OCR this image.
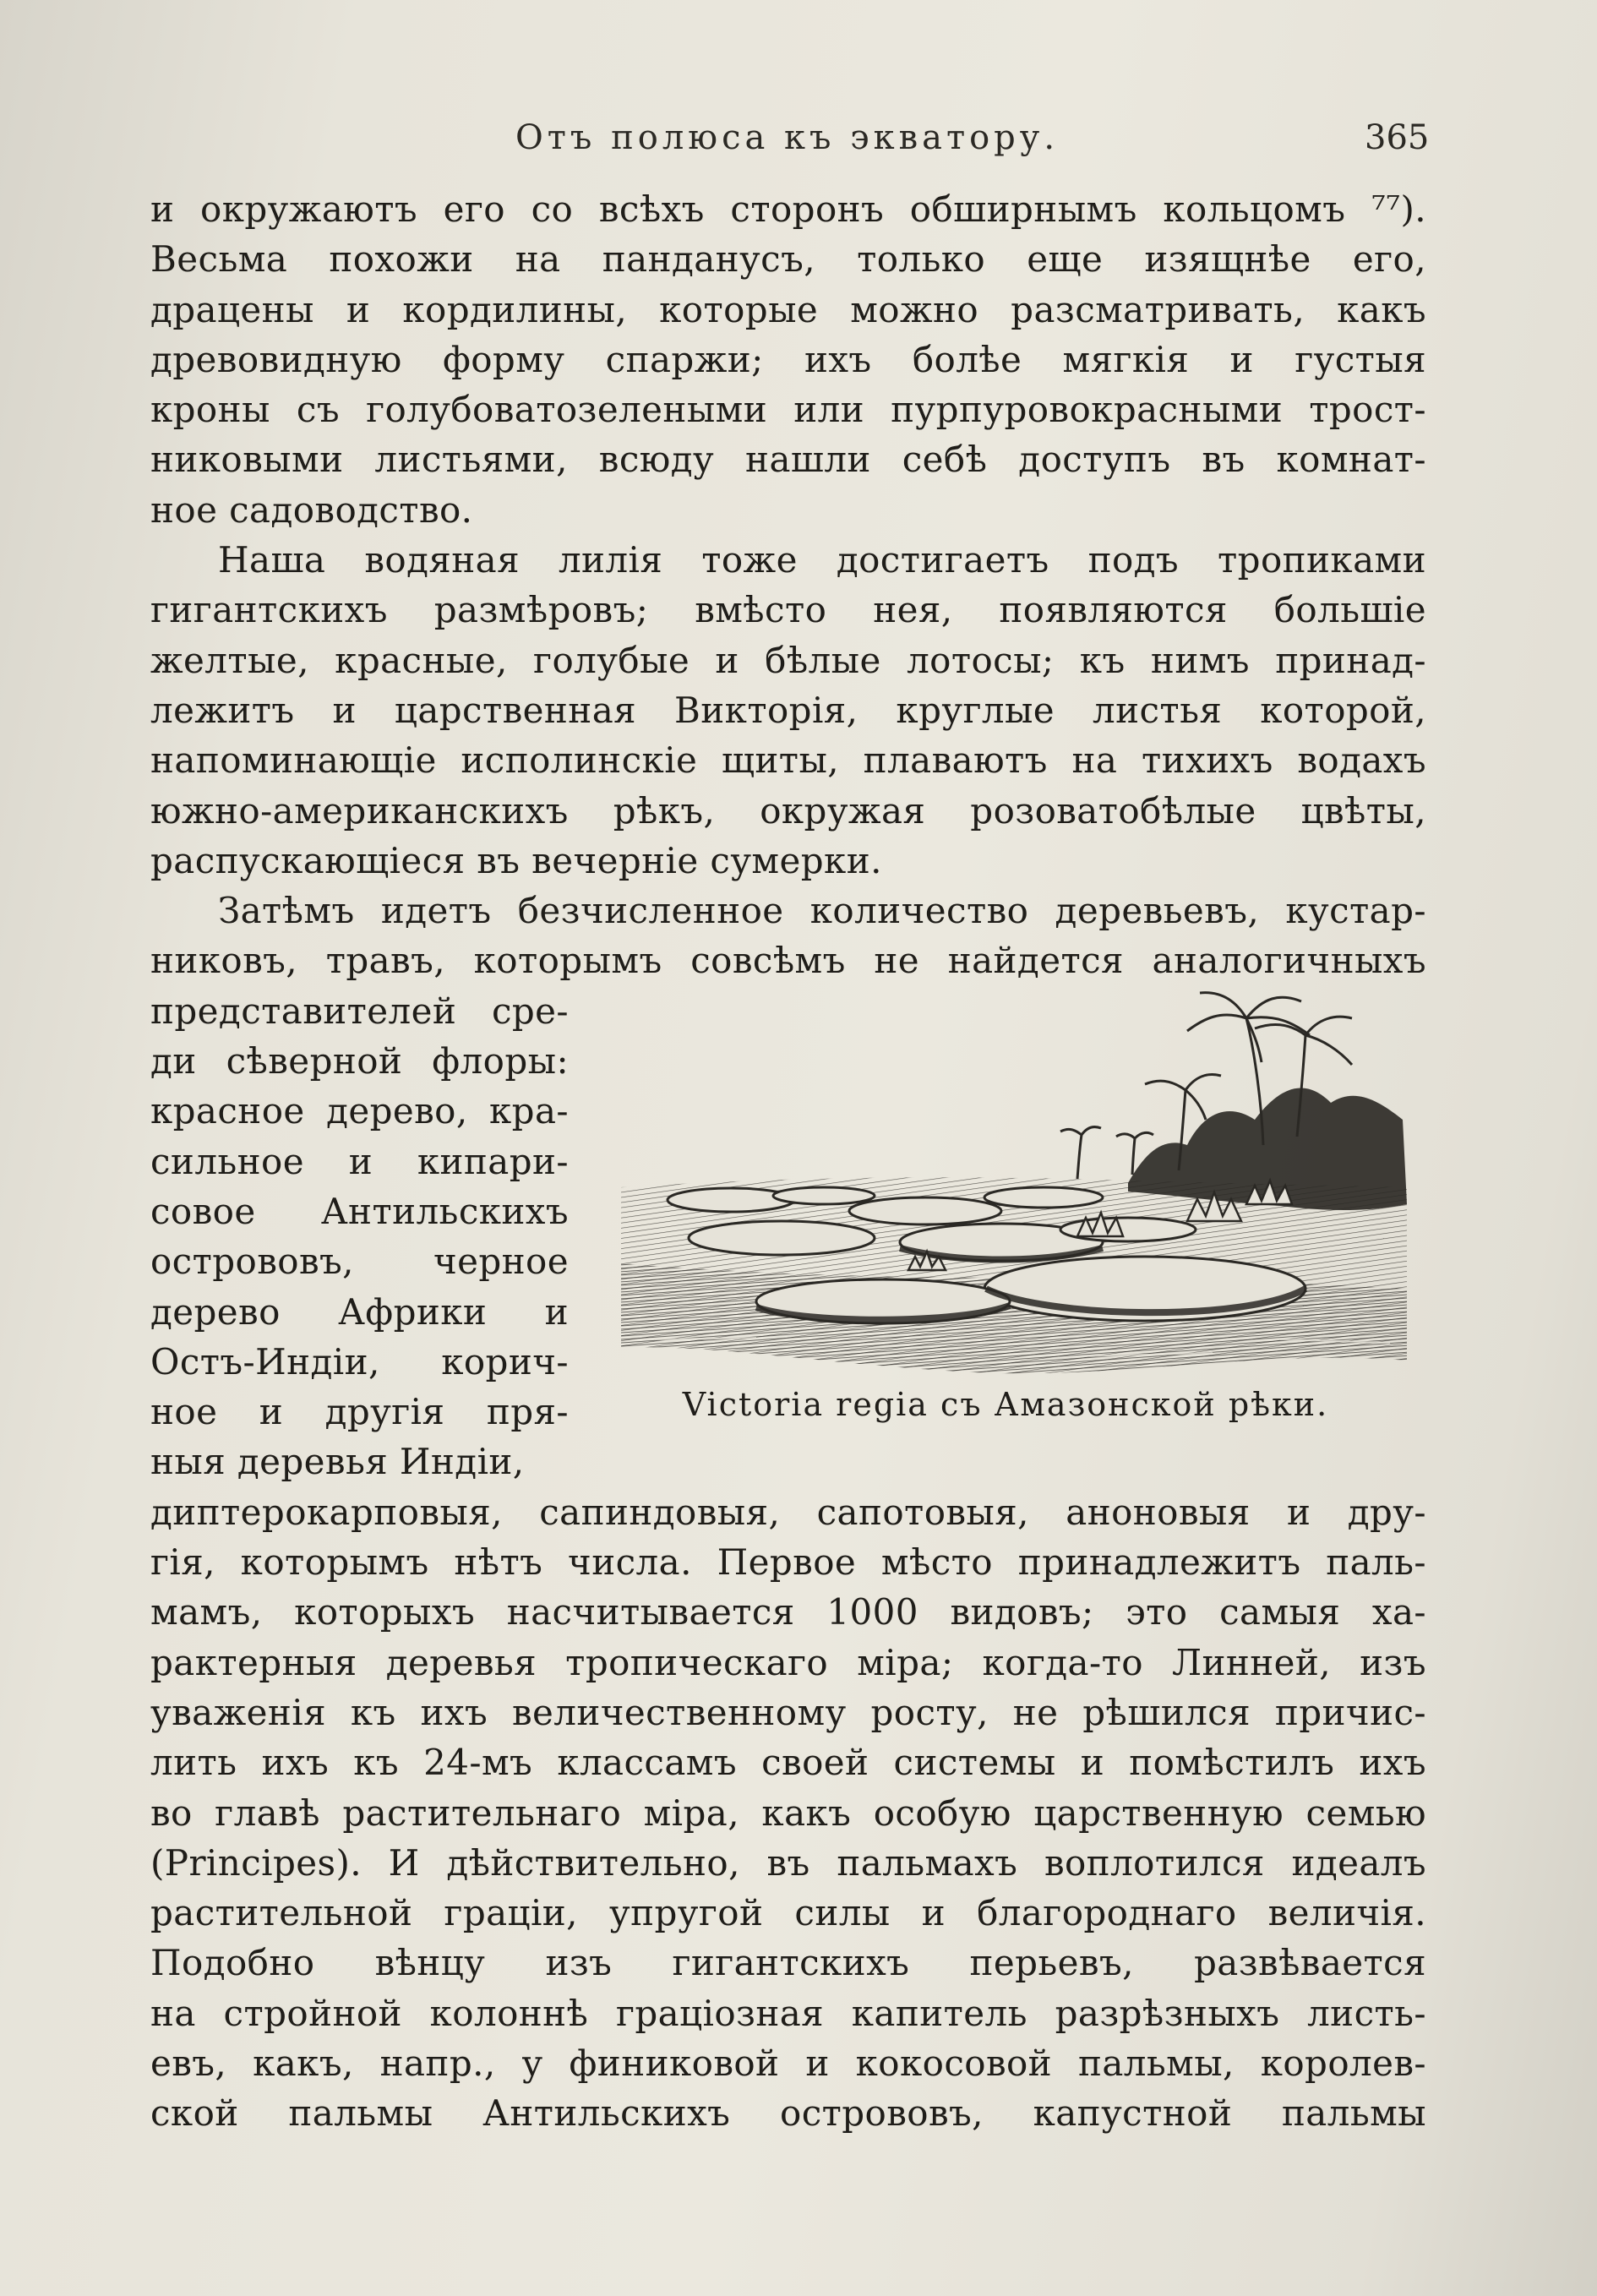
Отъ полюса къ экватору.	365
и окружаютъ его со всѣхъ сторонъ обширнымъ кольцомъ ⁷⁷).
Весьма похожи на пандануcъ, только еще изящнѣе его,
драцены и кордилины, которые можно разсматривать, какъ
древовидную форму спаржи; ихъ болѣе мягкія и густыя
кроны съ голубоватозелеными или пурпуровокрасными трост-
никовыми листьями, всюду нашли себѣ доступъ въ комнат-
ное садоводство.
Наша водяная лилія тоже достигаетъ подъ тропиками
гигантскихъ размѣровъ; вмѣсто нея, появляются большіе
желтые, красные, голубые и бѣлые лотосы; къ нимъ принад-
лежитъ и царственная Викторія, круглые листья которой,
напоминающіе исполинскіе щиты, плаваютъ на тихихъ водахъ
южно-американскихъ рѣкъ, окружая розоватобѣлые цвѣты,
распускающіеся въ вечерніе сумерки.
Затѣмъ идетъ безчисленное количество деревьевъ, кустар-
никовъ, травъ, которымъ совсѣмъ не найдется аналогичныхъ
представителей сре-
ди сѣверной флоры:
красное дерево, кра-
сильное и кипари-
совое Антильскихъ
острововъ, черное
дерево Африки и
Остъ-Индіи, корич-
ное и другія пря-
ныя деревья Индіи,
диптерокарповыя, сапиндовыя, сапотовыя, аноновыя и дру-
гія, которымъ нѣтъ числа. Первое мѣсто принадлежитъ паль-
мамъ, которыхъ насчитывается 1000 видовъ; это самыя ха-
рактерныя деревья тропическаго міра; когда-то Линней, изъ
уваженія къ ихъ величественному росту, не рѣшился причис-
лить ихъ къ 24-мъ классамъ своей системы и помѣстилъ ихъ
во главѣ растительнаго міра, какъ особую царственную семью
(Principes). И дѣйствительно, въ пальмахъ воплотился идеалъ
растительной граціи, упругой силы и благороднаго величія.
Подобно вѣнцу изъ гигантскихъ перьевъ, развѣвается
на стройной колоннѣ граціозная капитель разрѣзныхъ листь-
евъ, какъ, напр., у финиковой и кокосовой пальмы, королев-
ской пальмы Антильскихъ острововъ, капустной пальмы
Victoria regia съ Амазонской рѣки.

----

## AIM
Gather up the lines that contain the word "пальмы".

## SOLUTION
евъ, какъ, напр., у финиковой и кокосовой пальмы, королев-
ской пальмы Антильскихъ острововъ, капустной пальмы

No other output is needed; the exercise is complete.